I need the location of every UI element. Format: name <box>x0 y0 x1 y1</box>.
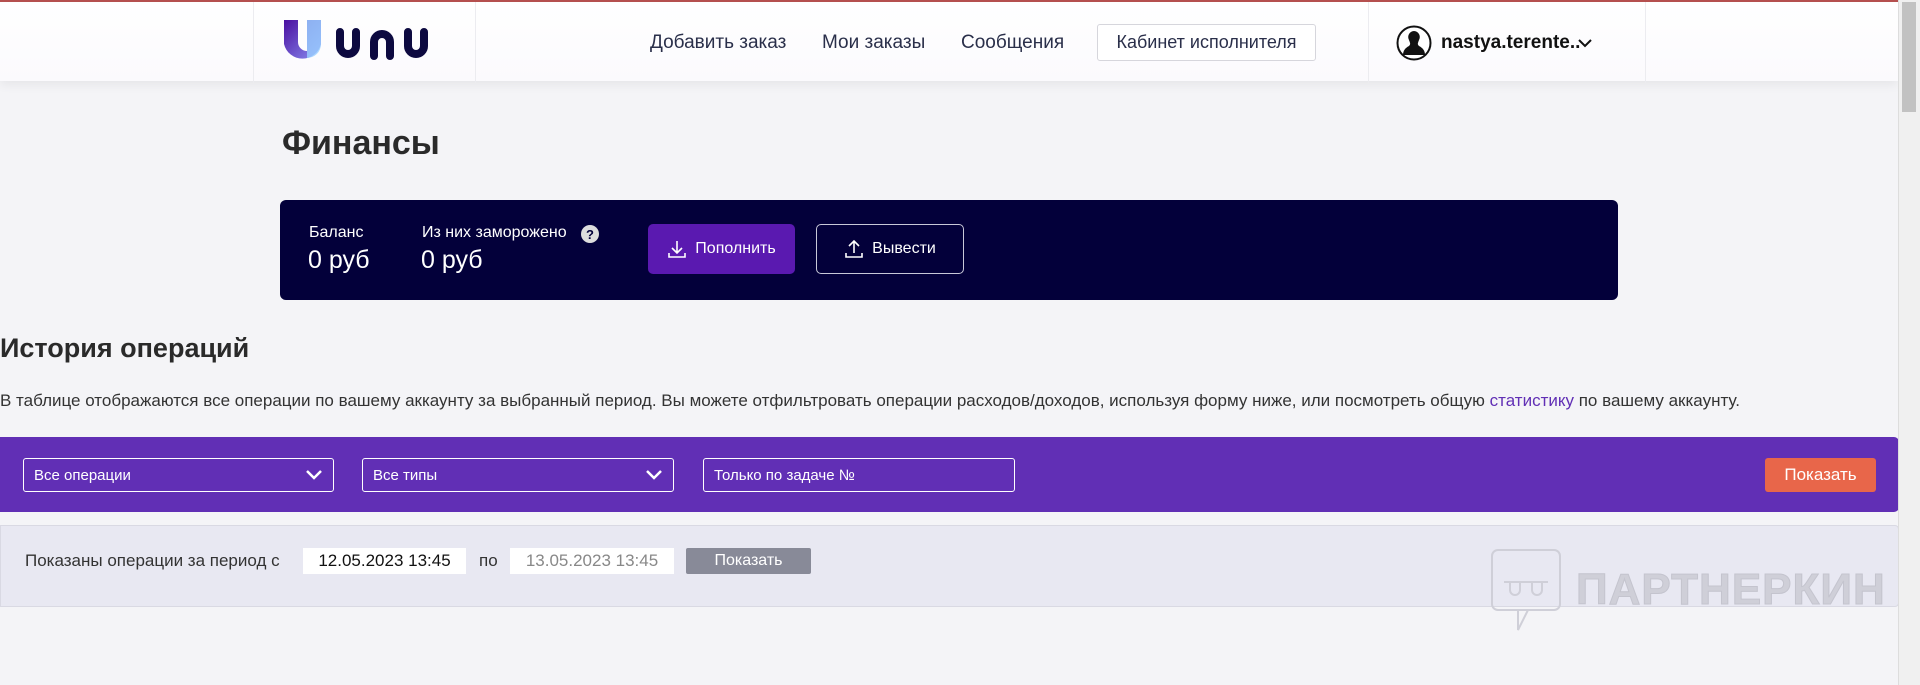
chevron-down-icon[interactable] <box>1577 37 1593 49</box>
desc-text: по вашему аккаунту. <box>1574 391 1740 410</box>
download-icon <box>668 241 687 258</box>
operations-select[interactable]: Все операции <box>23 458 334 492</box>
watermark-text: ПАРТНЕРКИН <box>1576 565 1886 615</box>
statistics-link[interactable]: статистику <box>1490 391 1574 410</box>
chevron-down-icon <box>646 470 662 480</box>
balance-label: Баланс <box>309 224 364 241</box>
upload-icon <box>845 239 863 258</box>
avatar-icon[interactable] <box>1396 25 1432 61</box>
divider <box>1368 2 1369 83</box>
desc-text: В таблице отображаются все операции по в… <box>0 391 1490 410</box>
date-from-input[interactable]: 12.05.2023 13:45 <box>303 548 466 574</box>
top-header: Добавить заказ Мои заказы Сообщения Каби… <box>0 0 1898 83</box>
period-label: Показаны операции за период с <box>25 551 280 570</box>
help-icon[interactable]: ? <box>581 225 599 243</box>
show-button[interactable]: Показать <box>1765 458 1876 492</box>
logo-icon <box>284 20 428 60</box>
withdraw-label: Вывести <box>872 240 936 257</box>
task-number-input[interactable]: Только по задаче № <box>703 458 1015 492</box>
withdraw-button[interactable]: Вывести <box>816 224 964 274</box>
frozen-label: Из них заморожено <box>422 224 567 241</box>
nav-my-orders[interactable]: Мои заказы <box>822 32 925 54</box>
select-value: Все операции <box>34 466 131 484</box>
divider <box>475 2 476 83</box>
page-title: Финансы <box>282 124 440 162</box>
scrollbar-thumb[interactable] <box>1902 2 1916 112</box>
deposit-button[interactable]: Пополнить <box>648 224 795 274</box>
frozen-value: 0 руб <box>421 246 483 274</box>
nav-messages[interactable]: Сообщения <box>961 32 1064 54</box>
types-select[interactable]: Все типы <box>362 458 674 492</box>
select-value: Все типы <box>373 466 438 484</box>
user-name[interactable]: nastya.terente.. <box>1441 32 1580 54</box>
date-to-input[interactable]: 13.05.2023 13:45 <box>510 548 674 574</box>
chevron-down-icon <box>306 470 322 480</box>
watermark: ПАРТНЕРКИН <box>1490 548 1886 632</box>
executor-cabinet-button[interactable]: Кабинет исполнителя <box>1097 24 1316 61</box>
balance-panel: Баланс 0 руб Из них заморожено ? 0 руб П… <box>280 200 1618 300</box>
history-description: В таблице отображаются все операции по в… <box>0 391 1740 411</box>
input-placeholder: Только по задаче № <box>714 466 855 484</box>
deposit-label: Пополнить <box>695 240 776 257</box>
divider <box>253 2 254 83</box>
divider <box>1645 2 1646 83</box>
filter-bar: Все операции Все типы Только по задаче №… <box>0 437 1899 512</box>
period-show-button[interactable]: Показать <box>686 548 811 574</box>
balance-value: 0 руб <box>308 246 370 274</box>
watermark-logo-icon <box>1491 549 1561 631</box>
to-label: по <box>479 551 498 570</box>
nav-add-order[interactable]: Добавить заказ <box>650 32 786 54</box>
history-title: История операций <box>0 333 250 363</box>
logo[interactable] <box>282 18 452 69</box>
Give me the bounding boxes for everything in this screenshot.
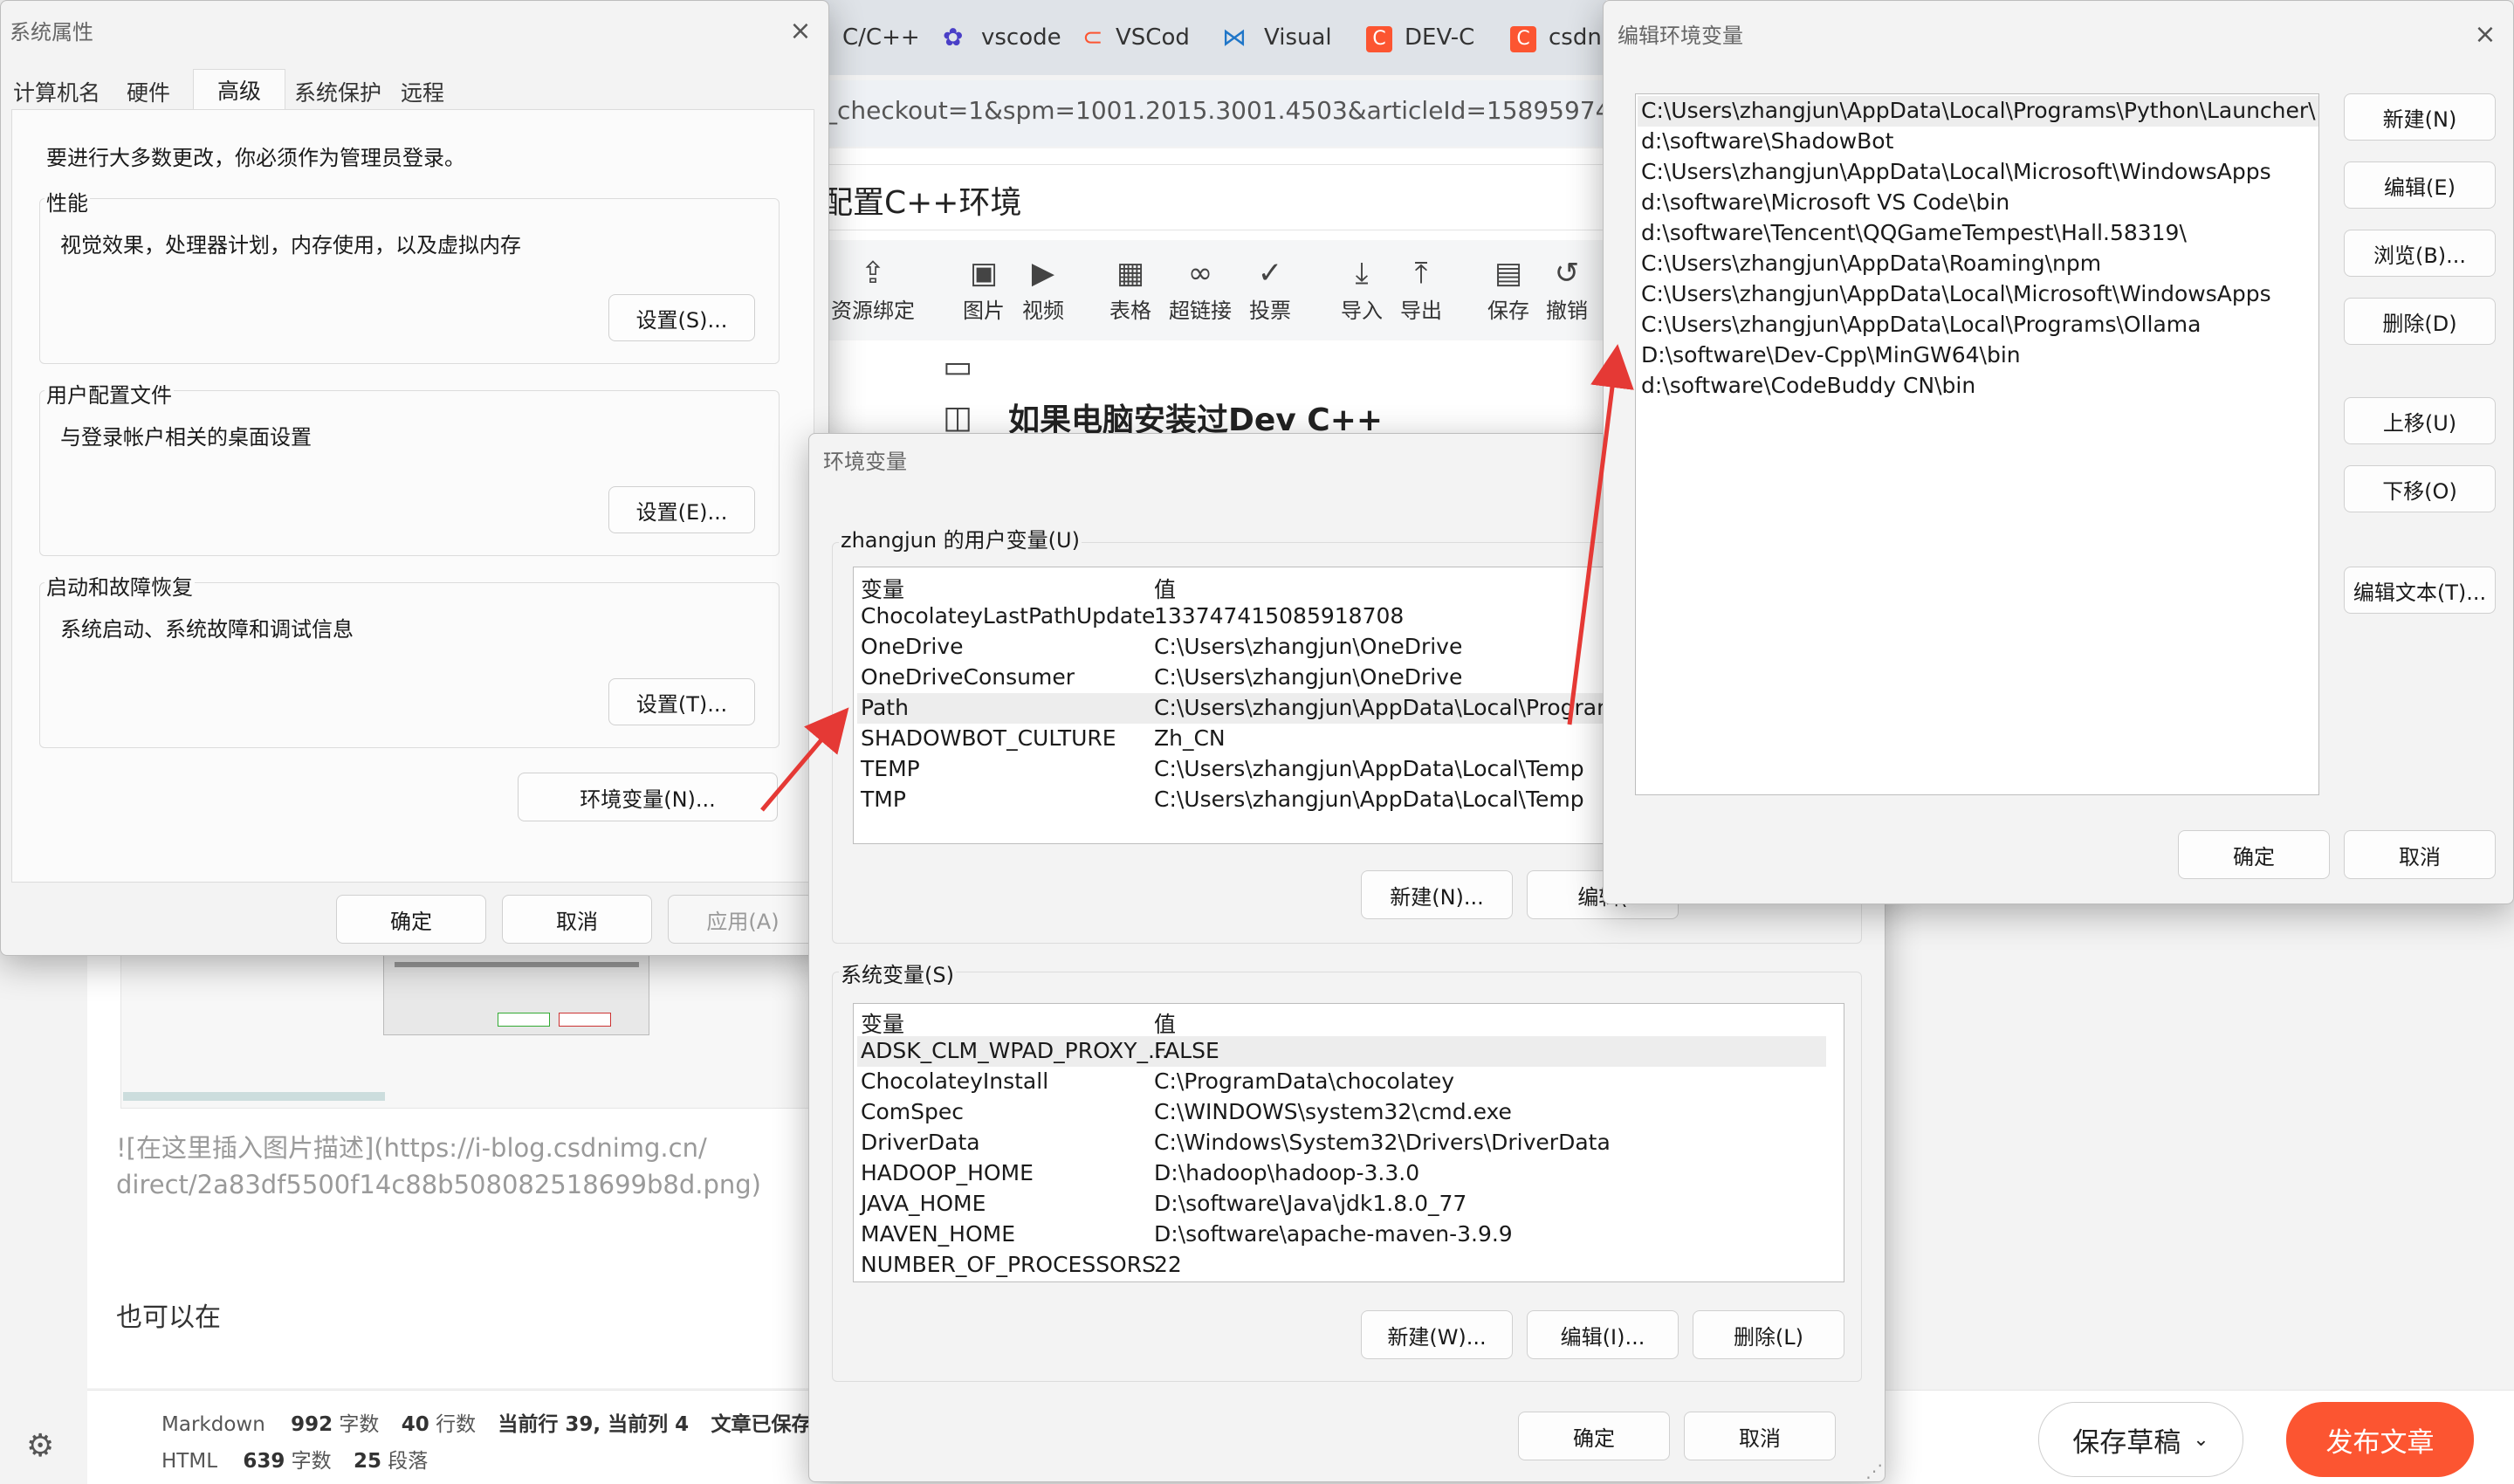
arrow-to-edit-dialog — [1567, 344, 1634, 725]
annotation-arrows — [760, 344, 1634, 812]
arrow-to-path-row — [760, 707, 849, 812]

# Short exercise
Please reproduce, unchanged, the stretch of the data from the line containing "chevron-down-icon[interactable] <box>1577 37" through the line containing "divider <box>1368 2 1369 83</box>".

# Response
chevron-down-icon[interactable] <box>1577 37 1593 49</box>
desc-text: по вашему аккаунту. <box>1574 391 1740 410</box>
download-icon <box>668 241 687 258</box>
operations-select[interactable]: Все операции <box>23 458 334 492</box>
watermark-text: ПАРТНЕРКИН <box>1576 565 1886 615</box>
statistics-link[interactable]: статистику <box>1490 391 1574 410</box>
chevron-down-icon <box>646 470 662 480</box>
balance-label: Баланс <box>309 224 364 241</box>
upload-icon <box>845 239 863 258</box>
avatar-icon[interactable] <box>1396 25 1432 61</box>
divider <box>1368 2 1369 83</box>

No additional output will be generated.